▶ [Data]
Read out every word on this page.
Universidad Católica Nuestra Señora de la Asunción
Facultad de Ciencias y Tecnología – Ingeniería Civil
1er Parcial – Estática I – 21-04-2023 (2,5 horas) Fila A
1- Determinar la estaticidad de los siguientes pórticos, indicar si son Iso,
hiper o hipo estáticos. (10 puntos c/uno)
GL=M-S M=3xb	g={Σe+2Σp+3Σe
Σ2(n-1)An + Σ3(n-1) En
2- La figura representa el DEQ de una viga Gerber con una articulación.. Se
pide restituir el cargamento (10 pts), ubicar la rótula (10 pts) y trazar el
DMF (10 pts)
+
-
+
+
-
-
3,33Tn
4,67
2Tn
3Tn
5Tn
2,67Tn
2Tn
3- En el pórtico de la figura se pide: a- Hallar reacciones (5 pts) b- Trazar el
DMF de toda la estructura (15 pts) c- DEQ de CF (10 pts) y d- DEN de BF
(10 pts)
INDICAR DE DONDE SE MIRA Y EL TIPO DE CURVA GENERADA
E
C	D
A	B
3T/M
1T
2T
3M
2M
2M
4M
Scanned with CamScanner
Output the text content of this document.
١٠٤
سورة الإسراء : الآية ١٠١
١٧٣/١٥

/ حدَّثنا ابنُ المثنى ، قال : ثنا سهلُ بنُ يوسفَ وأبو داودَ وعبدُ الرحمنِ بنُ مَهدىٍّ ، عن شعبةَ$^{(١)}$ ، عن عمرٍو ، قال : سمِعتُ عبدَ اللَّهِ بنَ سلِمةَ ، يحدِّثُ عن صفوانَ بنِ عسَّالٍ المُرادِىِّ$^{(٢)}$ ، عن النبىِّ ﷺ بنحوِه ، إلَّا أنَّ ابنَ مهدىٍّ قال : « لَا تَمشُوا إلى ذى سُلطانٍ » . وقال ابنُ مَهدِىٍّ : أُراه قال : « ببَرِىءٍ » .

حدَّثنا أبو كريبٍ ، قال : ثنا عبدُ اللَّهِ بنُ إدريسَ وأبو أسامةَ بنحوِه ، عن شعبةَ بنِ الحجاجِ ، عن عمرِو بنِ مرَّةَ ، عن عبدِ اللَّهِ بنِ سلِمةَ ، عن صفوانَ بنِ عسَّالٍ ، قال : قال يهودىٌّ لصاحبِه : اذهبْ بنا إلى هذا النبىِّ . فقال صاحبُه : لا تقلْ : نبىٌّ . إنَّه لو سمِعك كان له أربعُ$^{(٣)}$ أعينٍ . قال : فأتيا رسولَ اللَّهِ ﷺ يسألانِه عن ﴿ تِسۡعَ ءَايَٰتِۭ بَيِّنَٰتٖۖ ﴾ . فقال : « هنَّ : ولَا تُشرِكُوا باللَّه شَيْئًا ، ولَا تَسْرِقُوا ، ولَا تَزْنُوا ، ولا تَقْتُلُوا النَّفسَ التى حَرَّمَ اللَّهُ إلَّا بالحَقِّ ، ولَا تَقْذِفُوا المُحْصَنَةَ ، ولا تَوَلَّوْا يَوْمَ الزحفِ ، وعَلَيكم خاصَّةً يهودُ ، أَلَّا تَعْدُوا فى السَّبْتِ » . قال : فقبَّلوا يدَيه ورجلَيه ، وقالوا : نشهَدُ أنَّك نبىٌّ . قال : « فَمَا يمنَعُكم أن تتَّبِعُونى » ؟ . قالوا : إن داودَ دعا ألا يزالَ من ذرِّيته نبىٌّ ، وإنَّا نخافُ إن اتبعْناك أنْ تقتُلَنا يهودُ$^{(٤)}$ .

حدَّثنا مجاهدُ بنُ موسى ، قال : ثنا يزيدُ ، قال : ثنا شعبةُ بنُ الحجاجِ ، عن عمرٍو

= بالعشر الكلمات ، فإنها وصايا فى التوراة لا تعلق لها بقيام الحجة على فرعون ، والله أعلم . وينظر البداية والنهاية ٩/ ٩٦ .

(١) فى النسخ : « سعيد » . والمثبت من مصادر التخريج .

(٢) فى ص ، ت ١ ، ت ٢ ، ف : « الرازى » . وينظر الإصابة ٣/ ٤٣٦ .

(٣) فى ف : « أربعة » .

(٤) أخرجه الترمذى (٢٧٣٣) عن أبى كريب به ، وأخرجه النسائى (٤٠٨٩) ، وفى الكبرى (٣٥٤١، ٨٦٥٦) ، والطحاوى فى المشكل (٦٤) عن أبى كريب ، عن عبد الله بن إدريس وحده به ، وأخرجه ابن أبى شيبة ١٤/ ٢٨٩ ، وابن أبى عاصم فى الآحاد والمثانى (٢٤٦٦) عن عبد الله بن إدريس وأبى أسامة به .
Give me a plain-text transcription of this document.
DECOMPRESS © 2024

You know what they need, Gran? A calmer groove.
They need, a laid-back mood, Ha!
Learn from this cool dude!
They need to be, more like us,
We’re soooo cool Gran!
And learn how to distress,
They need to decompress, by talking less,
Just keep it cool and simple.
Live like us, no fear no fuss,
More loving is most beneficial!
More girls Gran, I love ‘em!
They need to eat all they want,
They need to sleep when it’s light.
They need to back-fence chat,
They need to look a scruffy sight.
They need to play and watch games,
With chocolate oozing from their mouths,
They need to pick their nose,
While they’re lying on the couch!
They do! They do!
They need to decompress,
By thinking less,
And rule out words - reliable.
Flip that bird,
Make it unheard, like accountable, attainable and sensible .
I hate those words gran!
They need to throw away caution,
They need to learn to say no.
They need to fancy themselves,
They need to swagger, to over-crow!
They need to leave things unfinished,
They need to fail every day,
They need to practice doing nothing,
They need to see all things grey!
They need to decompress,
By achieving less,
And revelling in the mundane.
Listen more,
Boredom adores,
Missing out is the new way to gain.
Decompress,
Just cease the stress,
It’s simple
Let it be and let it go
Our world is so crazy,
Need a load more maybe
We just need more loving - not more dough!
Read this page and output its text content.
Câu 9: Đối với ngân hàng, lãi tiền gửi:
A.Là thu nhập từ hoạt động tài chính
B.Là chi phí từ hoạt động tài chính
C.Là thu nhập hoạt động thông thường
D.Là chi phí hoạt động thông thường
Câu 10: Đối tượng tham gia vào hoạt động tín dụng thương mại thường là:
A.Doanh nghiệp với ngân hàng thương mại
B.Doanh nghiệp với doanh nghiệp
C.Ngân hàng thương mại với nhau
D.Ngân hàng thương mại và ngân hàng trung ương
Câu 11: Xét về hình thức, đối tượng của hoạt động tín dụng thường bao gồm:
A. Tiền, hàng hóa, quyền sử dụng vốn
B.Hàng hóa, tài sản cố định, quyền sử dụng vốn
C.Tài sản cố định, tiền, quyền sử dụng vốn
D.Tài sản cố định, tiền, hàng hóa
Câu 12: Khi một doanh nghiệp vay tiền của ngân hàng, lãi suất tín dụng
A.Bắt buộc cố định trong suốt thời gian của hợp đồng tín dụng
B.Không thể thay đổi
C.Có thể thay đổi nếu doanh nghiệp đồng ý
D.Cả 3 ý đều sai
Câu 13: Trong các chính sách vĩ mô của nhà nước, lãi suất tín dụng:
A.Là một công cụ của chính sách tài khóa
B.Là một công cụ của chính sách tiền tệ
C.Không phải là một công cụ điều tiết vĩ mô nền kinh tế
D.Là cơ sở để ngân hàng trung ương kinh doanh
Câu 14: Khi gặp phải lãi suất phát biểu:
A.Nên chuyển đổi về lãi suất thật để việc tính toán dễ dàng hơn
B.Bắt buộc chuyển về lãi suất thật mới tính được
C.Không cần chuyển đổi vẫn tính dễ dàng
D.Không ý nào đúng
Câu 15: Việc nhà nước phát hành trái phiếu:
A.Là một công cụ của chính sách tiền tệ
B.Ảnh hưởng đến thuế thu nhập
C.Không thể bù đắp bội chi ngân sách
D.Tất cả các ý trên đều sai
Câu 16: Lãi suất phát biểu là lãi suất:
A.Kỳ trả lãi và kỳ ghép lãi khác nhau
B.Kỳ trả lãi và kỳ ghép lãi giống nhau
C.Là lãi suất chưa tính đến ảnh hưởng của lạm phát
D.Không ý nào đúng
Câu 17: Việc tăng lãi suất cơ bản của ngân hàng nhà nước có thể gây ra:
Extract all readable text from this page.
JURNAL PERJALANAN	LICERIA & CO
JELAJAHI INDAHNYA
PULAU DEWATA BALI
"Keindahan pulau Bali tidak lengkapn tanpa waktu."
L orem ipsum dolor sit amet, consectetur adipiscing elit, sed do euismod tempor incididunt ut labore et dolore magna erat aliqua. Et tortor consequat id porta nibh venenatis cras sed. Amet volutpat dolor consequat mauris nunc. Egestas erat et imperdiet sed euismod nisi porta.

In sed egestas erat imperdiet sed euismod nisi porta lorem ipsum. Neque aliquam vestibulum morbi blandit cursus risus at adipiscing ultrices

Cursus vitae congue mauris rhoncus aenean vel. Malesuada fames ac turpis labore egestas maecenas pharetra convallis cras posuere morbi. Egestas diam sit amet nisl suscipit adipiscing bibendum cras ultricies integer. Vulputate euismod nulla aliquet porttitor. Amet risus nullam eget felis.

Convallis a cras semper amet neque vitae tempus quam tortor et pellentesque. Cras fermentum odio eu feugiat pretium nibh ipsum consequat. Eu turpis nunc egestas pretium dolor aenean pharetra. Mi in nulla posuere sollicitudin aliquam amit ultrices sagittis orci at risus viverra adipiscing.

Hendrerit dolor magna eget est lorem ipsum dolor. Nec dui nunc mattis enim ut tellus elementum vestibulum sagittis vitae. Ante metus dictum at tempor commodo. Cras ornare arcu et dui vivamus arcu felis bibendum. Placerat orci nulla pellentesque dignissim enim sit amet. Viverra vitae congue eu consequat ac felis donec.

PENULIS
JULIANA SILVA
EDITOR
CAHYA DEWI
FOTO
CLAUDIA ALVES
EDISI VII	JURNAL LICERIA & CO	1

▶ [Required task] In the records above, collect each line with "every".

▶ [Output]
Read out every word on this page.
They need to fail every day,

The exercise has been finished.